┌──

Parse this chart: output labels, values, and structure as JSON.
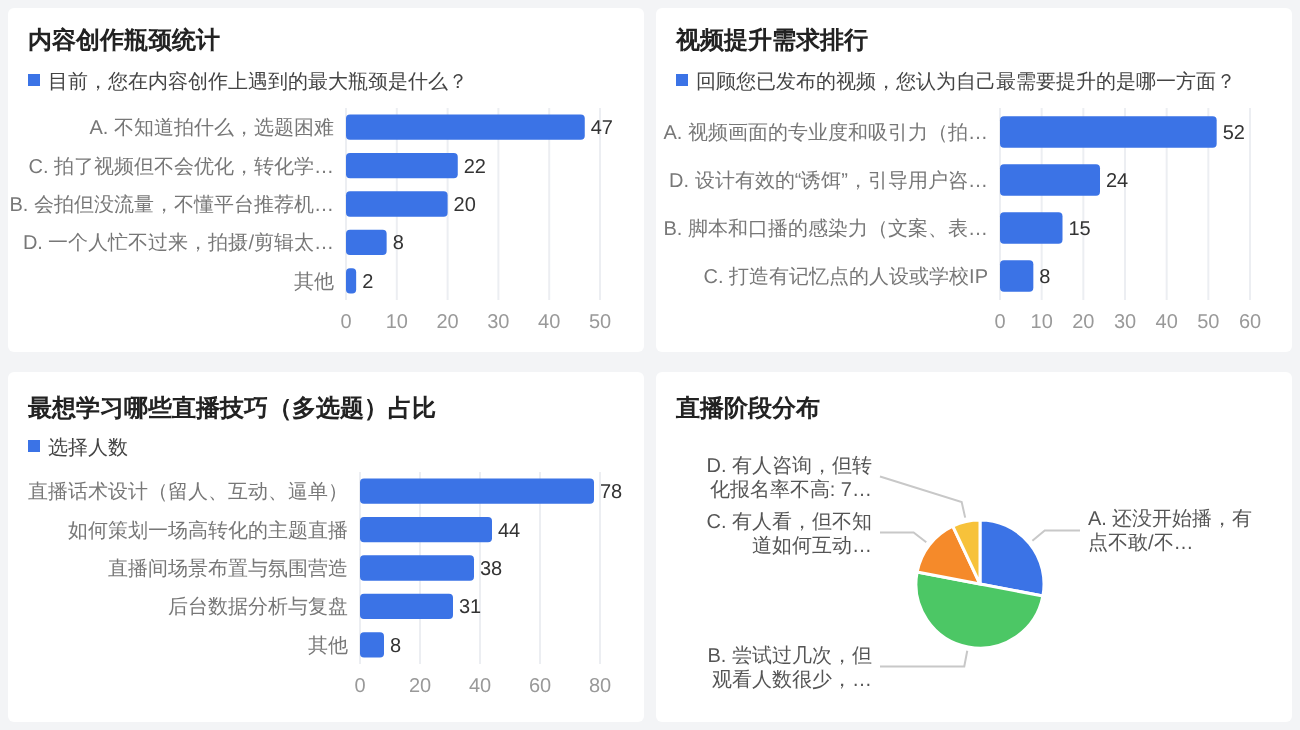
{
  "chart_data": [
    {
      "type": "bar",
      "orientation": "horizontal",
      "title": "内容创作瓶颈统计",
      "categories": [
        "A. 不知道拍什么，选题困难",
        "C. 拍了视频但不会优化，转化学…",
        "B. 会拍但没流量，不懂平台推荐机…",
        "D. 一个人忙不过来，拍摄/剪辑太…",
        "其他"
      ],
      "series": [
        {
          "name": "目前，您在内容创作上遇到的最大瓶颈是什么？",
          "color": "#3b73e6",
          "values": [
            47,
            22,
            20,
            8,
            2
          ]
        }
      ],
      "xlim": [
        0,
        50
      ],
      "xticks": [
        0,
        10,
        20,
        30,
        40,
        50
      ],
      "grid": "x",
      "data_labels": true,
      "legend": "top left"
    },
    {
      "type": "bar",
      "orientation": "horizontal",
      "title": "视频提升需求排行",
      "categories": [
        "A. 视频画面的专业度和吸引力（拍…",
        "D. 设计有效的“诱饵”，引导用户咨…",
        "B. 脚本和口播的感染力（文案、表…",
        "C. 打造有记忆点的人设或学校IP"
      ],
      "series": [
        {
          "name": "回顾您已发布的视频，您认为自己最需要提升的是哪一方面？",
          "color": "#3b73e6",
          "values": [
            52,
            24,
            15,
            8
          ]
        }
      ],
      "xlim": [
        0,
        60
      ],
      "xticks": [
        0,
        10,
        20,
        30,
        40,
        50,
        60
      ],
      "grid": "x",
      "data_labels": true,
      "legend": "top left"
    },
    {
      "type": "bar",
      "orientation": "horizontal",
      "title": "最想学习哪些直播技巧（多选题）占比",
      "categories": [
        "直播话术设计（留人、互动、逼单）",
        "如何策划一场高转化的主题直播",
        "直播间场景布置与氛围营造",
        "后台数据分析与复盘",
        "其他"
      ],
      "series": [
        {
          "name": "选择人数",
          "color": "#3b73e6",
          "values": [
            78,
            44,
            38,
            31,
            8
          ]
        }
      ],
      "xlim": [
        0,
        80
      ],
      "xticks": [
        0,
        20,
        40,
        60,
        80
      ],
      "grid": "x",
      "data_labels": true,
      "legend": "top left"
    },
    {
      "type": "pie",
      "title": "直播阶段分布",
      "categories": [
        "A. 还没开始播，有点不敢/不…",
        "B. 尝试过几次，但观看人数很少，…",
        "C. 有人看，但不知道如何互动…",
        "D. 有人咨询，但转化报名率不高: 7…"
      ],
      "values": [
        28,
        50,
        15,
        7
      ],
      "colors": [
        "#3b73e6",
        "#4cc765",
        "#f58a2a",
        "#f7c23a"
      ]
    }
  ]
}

└──

### Stated task
Without the pictures, write out every entry precisely as it appears.

### Expected answer
Parse this chart: output labels, values, and structure as JSON.
{
  "chart_data": [
    {
      "type": "bar",
      "orientation": "horizontal",
      "title": "内容创作瓶颈统计",
      "categories": [
        "A. 不知道拍什么，选题困难",
        "C. 拍了视频但不会优化，转化学…",
        "B. 会拍但没流量，不懂平台推荐机…",
        "D. 一个人忙不过来，拍摄/剪辑太…",
        "其他"
      ],
      "series": [
        {
          "name": "目前，您在内容创作上遇到的最大瓶颈是什么？",
          "color": "#3b73e6",
          "values": [
            47,
            22,
            20,
            8,
            2
          ]
        }
      ],
      "xlim": [
        0,
        50
      ],
      "xticks": [
        0,
        10,
        20,
        30,
        40,
        50
      ],
      "grid": "x",
      "data_labels": true,
      "legend": "top left"
    },
    {
      "type": "bar",
      "orientation": "horizontal",
      "title": "视频提升需求排行",
      "categories": [
        "A. 视频画面的专业度和吸引力（拍…",
        "D. 设计有效的“诱饵”，引导用户咨…",
        "B. 脚本和口播的感染力（文案、表…",
        "C. 打造有记忆点的人设或学校IP"
      ],
      "series": [
        {
          "name": "回顾您已发布的视频，您认为自己最需要提升的是哪一方面？",
          "color": "#3b73e6",
          "values": [
            52,
            24,
            15,
            8
          ]
        }
      ],
      "xlim": [
        0,
        60
      ],
      "xticks": [
        0,
        10,
        20,
        30,
        40,
        50,
        60
      ],
      "grid": "x",
      "data_labels": true,
      "legend": "top left"
    },
    {
      "type": "bar",
      "orientation": "horizontal",
      "title": "最想学习哪些直播技巧（多选题）占比",
      "categories": [
        "直播话术设计（留人、互动、逼单）",
        "如何策划一场高转化的主题直播",
        "直播间场景布置与氛围营造",
        "后台数据分析与复盘",
        "其他"
      ],
      "series": [
        {
          "name": "选择人数",
          "color": "#3b73e6",
          "values": [
            78,
            44,
            38,
            31,
            8
          ]
        }
      ],
      "xlim": [
        0,
        80
      ],
      "xticks": [
        0,
        20,
        40,
        60,
        80
      ],
      "grid": "x",
      "data_labels": true,
      "legend": "top left"
    },
    {
      "type": "pie",
      "title": "直播阶段分布",
      "categories": [
        "A. 还没开始播，有点不敢/不…",
        "B. 尝试过几次，但观看人数很少，…",
        "C. 有人看，但不知道如何互动…",
        "D. 有人咨询，但转化报名率不高: 7…"
      ],
      "values": [
        28,
        50,
        15,
        7
      ],
      "colors": [
        "#3b73e6",
        "#4cc765",
        "#f58a2a",
        "#f7c23a"
      ]
    }
  ]
}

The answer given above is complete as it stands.